Data entries
● ● ●

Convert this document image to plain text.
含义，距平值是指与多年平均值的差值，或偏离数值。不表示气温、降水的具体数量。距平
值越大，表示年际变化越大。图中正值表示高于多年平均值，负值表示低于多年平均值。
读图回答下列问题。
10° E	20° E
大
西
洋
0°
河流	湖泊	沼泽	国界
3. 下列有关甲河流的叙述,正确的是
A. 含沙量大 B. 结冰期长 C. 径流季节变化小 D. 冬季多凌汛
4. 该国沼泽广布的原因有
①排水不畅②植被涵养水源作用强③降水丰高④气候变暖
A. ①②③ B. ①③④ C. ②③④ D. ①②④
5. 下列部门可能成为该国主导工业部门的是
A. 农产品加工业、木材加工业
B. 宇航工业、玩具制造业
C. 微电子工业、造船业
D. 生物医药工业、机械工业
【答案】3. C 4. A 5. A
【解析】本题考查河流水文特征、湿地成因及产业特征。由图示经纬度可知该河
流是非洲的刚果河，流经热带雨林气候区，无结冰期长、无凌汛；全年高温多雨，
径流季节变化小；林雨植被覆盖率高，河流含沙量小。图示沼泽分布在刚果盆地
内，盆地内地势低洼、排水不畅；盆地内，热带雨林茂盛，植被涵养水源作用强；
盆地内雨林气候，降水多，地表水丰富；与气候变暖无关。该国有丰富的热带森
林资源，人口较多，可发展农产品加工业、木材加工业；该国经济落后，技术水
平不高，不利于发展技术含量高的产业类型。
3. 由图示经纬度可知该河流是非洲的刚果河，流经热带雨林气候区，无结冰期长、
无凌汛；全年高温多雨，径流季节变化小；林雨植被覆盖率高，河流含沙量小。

● ● ●

◆ **Set task**
Extract every line of the records above that contains the word "全年高温多雨".

◆ **Output for this exercise**
流是非洲的刚果河，流经热带雨林气候区，无结冰期长、无凌汛；全年高温多雨，
无凌汛；全年高温多雨，径流季节变化小；林雨植被覆盖率高，河流含沙量小。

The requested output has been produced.